▶ [WHAT YOU WILL DO]:
Could you reproduce all of the entries below without a single change?

▶ [INFORMATION SHOWN]:
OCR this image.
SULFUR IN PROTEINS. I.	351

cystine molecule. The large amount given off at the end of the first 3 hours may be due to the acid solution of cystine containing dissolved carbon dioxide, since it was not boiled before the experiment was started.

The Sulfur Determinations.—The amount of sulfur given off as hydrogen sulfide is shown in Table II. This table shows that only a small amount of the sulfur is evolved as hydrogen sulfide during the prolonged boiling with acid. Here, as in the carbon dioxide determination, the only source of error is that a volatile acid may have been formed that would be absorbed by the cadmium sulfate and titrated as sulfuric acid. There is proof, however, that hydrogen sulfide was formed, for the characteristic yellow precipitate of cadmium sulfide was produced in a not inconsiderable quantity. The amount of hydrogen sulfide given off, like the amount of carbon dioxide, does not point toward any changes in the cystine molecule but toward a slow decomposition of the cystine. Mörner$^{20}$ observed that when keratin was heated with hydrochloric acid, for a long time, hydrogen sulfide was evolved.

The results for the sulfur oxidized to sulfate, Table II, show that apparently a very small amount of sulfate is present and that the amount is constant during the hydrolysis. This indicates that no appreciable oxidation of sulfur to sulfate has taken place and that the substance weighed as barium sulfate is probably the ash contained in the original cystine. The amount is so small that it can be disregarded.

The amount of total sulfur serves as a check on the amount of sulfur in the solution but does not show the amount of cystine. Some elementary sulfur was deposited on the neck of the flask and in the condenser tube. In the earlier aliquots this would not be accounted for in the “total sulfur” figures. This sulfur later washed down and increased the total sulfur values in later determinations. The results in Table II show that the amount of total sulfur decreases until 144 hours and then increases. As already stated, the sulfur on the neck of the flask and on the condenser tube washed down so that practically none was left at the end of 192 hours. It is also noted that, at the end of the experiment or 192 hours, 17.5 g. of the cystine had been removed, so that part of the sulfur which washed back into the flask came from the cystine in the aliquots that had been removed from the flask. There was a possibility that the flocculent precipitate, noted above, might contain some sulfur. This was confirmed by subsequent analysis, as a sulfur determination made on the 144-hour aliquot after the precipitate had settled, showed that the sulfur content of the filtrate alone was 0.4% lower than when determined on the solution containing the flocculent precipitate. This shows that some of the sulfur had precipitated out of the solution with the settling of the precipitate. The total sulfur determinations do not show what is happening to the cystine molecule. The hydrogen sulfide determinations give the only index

▶ [EXERCISE OUTPUT]:
OCR this image.
SULFUR IN PROTEINS. I.	351

cystine molecule. The large amount given off at the end of the first 3 hours may be due to the acid solution of cystine containing dissolved carbon dioxide, since it was not boiled before the experiment was started.

The Sulfur Determinations.—The amount of sulfur given off as hydrogen sulfide is shown in Table II. This table shows that only a small amount of the sulfur is evolved as hydrogen sulfide during the prolonged boiling with acid. Here, as in the carbon dioxide determination, the only source of error is that a volatile acid may have been formed that would be absorbed by the cadmium sulfate and titrated as sulfuric acid. There is proof, however, that hydrogen sulfide was formed, for the characteristic yellow precipitate of cadmium sulfide was produced in a not inconsiderable quantity. The amount of hydrogen sulfide given off, like the amount of carbon dioxide, does not point toward any changes in the cystine molecule but toward a slow decomposition of the cystine. Mörner$^{20}$ observed that when keratin was heated with hydrochloric acid, for a long time, hydrogen sulfide was evolved.

The results for the sulfur oxidized to sulfate, Table II, show that apparently a very small amount of sulfate is present and that the amount is constant during the hydrolysis. This indicates that no appreciable oxidation of sulfur to sulfate has taken place and that the substance weighed as barium sulfate is probably the ash contained in the original cystine. The amount is so small that it can be disregarded.

The amount of total sulfur serves as a check on the amount of sulfur in the solution but does not show the amount of cystine. Some elementary sulfur was deposited on the neck of the flask and in the condenser tube. In the earlier aliquots this would not be accounted for in the “total sulfur” figures. This sulfur later washed down and increased the total sulfur values in later determinations. The results in Table II show that the amount of total sulfur decreases until 144 hours and then increases. As already stated, the sulfur on the neck of the flask and on the condenser tube washed down so that practically none was left at the end of 192 hours. It is also noted that, at the end of the experiment or 192 hours, 17.5 g. of the cystine had been removed, so that part of the sulfur which washed back into the flask came from the cystine in the aliquots that had been removed from the flask. There was a possibility that the flocculent precipitate, noted above, might contain some sulfur. This was confirmed by subsequent analysis, as a sulfur determination made on the 144-hour aliquot after the precipitate had settled, showed that the sulfur content of the filtrate alone was 0.4% lower than when determined on the solution containing the flocculent precipitate. This shows that some of the sulfur had precipitated out of the solution with the settling of the precipitate. The total sulfur determinations do not show what is happening to the cystine molecule. The hydrogen sulfide determinations give the only index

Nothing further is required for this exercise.